Report every line from the material that contains the word "JSON".

--- TASK INPUT ---
☆ ☆ ☆ ☆ ☆ ☆ ☆

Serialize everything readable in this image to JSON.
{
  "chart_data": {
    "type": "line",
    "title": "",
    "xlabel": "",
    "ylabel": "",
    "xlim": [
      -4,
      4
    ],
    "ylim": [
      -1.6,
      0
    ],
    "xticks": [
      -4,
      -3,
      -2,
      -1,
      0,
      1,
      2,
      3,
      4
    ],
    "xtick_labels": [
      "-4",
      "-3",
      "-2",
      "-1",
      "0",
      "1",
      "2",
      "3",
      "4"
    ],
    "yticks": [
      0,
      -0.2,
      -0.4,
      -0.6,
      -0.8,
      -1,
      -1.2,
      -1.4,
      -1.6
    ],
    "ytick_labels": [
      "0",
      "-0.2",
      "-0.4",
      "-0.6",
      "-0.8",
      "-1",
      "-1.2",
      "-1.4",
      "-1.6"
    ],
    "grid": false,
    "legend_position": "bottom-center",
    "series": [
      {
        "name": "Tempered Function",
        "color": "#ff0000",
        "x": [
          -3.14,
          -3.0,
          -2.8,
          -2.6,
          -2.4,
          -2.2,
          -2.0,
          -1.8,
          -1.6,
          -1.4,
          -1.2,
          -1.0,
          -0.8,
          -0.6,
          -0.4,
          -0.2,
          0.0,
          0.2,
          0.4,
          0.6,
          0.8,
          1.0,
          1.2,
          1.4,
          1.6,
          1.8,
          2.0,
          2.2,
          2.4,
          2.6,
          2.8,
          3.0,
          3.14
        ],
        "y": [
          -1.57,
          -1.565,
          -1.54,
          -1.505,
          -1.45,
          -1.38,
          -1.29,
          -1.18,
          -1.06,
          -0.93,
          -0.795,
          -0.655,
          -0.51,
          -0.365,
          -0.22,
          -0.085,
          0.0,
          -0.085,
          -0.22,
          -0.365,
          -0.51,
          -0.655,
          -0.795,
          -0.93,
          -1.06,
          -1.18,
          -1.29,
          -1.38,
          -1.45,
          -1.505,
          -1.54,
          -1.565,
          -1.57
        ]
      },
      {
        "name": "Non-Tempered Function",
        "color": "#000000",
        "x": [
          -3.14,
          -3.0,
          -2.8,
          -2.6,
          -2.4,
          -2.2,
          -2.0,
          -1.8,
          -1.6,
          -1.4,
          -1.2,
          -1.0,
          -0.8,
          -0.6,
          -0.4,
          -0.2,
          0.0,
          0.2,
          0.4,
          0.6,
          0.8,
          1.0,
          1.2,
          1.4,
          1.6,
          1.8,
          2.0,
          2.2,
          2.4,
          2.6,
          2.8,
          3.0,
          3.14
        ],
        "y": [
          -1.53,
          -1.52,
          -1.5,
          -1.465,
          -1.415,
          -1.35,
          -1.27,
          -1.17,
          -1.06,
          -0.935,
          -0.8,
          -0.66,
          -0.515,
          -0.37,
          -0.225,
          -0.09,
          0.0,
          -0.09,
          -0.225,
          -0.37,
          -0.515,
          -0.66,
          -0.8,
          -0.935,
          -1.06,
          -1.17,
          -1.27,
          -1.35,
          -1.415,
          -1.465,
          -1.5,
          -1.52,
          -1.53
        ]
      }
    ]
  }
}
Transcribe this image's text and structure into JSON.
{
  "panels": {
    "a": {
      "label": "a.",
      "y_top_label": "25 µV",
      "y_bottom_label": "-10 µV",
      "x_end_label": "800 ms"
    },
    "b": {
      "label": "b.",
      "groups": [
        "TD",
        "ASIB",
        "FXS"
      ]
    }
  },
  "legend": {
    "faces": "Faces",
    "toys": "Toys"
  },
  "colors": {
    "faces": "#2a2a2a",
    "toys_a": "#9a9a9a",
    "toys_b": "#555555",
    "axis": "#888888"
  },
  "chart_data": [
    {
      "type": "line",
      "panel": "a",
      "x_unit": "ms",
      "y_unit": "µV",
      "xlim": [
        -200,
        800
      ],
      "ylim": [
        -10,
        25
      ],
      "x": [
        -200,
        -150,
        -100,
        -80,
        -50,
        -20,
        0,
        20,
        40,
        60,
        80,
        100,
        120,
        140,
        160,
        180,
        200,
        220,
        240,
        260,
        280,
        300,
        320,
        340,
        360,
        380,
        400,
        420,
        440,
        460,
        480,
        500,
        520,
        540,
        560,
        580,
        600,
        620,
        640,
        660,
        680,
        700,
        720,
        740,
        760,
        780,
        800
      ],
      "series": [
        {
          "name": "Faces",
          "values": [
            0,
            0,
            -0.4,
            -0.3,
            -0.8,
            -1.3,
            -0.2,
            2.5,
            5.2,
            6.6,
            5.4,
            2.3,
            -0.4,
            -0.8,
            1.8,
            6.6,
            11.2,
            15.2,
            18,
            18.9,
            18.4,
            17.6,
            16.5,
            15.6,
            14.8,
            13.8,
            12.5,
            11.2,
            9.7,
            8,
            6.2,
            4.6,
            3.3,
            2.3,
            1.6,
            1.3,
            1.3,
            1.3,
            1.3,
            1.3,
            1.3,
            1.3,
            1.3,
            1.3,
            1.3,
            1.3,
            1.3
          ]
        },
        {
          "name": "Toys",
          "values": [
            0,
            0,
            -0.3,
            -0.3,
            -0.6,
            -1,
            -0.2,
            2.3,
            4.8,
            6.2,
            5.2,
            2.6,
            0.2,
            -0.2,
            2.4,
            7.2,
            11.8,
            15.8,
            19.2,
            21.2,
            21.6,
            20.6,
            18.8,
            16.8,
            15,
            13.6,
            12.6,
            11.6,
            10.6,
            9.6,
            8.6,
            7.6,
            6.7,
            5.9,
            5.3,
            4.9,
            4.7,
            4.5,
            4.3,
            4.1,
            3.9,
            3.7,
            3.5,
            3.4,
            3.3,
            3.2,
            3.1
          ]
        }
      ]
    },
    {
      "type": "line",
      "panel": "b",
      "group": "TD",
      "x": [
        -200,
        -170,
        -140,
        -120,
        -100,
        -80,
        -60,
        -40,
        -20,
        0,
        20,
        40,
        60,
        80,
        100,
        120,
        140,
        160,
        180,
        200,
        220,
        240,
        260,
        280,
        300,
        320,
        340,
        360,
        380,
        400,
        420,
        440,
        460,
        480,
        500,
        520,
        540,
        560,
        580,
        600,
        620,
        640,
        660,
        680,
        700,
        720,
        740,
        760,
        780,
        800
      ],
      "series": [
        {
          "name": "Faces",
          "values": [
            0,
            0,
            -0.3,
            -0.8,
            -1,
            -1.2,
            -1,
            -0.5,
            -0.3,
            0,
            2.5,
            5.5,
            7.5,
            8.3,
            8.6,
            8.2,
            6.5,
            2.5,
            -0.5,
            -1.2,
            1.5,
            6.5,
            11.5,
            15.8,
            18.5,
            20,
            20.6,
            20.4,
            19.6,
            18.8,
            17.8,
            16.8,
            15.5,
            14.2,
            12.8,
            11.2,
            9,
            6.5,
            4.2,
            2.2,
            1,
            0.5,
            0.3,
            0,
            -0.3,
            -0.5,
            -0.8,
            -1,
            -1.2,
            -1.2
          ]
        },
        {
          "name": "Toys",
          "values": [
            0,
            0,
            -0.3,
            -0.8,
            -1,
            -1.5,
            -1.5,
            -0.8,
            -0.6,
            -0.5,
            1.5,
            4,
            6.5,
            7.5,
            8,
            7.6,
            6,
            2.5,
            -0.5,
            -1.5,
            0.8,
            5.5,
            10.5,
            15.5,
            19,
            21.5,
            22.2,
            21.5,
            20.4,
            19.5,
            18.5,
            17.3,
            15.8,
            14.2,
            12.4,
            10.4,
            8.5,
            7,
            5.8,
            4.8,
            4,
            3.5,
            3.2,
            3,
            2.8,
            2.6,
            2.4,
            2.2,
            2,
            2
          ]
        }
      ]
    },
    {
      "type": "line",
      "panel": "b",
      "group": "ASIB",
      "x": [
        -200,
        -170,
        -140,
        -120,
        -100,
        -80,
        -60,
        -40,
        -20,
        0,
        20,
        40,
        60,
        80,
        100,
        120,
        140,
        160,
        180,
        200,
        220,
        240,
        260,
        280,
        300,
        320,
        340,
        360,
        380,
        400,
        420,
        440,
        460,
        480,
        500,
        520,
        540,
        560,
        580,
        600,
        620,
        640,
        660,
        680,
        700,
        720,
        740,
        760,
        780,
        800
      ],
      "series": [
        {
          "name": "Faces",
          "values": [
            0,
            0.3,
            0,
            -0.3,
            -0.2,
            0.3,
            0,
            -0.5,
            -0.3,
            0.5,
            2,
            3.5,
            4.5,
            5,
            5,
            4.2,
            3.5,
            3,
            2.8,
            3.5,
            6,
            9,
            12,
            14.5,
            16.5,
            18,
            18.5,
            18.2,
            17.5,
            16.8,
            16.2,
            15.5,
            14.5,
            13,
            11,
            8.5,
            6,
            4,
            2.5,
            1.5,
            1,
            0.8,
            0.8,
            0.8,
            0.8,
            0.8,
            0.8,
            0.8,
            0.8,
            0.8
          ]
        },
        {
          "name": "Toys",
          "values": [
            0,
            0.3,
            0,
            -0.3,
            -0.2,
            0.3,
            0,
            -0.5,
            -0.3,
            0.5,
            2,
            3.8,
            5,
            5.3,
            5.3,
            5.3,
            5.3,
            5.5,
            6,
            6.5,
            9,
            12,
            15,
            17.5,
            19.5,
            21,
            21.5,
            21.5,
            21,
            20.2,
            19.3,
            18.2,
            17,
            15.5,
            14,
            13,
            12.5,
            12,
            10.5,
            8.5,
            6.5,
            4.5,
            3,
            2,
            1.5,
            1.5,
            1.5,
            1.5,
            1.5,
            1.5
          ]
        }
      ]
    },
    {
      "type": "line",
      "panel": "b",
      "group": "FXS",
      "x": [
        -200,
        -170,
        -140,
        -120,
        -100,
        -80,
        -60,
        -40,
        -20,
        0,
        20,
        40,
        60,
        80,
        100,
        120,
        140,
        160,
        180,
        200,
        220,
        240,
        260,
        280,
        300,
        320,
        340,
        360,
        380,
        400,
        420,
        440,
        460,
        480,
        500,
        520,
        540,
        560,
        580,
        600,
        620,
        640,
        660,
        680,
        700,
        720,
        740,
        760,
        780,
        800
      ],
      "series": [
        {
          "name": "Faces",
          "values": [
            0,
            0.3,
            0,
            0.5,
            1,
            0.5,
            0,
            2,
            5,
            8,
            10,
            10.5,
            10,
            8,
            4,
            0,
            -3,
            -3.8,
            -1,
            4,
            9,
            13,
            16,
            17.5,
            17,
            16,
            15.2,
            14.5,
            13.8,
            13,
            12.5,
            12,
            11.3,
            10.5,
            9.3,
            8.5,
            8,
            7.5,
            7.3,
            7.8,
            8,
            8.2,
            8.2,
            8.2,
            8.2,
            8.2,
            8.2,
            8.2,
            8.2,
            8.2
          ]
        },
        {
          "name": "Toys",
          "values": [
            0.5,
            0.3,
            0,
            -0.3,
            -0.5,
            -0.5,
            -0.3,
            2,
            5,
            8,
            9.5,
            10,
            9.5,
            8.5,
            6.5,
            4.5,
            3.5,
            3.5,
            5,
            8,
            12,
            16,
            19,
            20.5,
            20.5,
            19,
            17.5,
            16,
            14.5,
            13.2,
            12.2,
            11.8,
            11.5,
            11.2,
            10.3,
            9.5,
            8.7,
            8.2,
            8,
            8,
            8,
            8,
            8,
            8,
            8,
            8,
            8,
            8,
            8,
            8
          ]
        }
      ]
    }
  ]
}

☆ ☆ ☆ ☆ ☆ ☆ ☆

--- RIGHT ANSWER ---
Serialize everything readable in this image to JSON.
Transcribe this image's text and structure into JSON.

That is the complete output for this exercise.